◆ **Stated goal**:
Copy out every line of the listing below word for word, without changing anything.

::: Information provided :::

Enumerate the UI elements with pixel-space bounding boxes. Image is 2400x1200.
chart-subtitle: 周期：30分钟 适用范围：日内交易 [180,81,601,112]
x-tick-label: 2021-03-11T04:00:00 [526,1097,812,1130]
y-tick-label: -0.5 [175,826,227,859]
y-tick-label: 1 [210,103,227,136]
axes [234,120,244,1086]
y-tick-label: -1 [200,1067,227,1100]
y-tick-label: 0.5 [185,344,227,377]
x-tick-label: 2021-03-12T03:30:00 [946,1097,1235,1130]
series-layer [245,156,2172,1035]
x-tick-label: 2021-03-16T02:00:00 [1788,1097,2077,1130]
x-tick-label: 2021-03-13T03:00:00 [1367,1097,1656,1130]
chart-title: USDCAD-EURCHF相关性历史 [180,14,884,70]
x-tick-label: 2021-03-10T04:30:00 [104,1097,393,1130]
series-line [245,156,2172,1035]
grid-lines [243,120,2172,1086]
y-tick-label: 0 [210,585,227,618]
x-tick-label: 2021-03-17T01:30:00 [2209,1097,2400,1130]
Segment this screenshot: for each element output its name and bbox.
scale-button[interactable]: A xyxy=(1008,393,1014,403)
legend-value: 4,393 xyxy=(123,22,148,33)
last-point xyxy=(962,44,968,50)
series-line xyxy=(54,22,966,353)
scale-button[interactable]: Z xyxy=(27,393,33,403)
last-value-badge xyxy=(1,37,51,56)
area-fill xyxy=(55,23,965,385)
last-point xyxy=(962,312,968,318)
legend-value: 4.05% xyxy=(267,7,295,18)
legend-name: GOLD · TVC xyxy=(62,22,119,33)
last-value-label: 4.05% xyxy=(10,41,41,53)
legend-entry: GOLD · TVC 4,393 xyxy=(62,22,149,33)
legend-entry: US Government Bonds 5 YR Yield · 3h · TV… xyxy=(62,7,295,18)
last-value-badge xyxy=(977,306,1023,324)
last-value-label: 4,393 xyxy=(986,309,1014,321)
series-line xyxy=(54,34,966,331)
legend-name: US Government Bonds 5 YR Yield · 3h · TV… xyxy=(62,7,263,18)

:::

◆ **Expected output**:
Enumerate the UI elements with pixel-space bounding boxes. Image is 2400x1200.
chart-subtitle: 周期：30分钟 适用范围：日内交易 [180,81,601,112]
x-tick-label: 2021-03-11T04:00:00 [526,1097,812,1130]
y-tick-label: -0.5 [175,826,227,859]
y-tick-label: 1 [210,103,227,136]
axes [234,120,244,1086]
y-tick-label: -1 [200,1067,227,1100]
y-tick-label: 0.5 [185,344,227,377]
x-tick-label: 2021-03-12T03:30:00 [946,1097,1235,1130]
series-layer [245,156,2172,1035]
x-tick-label: 2021-03-16T02:00:00 [1788,1097,2077,1130]
x-tick-label: 2021-03-13T03:00:00 [1367,1097,1656,1130]
chart-title: USDCAD-EURCHF相关性历史 [180,14,884,70]
x-tick-label: 2021-03-10T04:30:00 [104,1097,393,1130]
series-line [245,156,2172,1035]
grid-lines [243,120,2172,1086]
y-tick-label: 0 [210,585,227,618]
x-tick-label: 2021-03-17T01:30:00 [2209,1097,2400,1130]
Segment this screenshot: for each element output its name and bbox.
scale-button[interactable]: A xyxy=(1008,393,1014,403)
legend-value: 4,393 xyxy=(123,22,148,33)
last-point xyxy=(962,44,968,50)
series-line xyxy=(54,22,966,353)
scale-button[interactable]: Z xyxy=(27,393,33,403)
last-value-badge xyxy=(1,37,51,56)
area-fill xyxy=(55,23,965,385)
last-point xyxy=(962,312,968,318)
legend-value: 4.05% xyxy=(267,7,295,18)
legend-name: GOLD · TVC xyxy=(62,22,119,33)
last-value-label: 4.05% xyxy=(10,41,41,53)
legend-entry: GOLD · TVC 4,393 xyxy=(62,22,149,33)
legend-entry: US Government Bonds 5 YR Yield · 3h · TV… xyxy=(62,7,295,18)
last-value-badge xyxy=(977,306,1023,324)
last-value-label: 4,393 xyxy=(986,309,1014,321)
series-line xyxy=(54,34,966,331)
legend-name: US Government Bonds 5 YR Yield · 3h · TV… xyxy=(62,7,263,18)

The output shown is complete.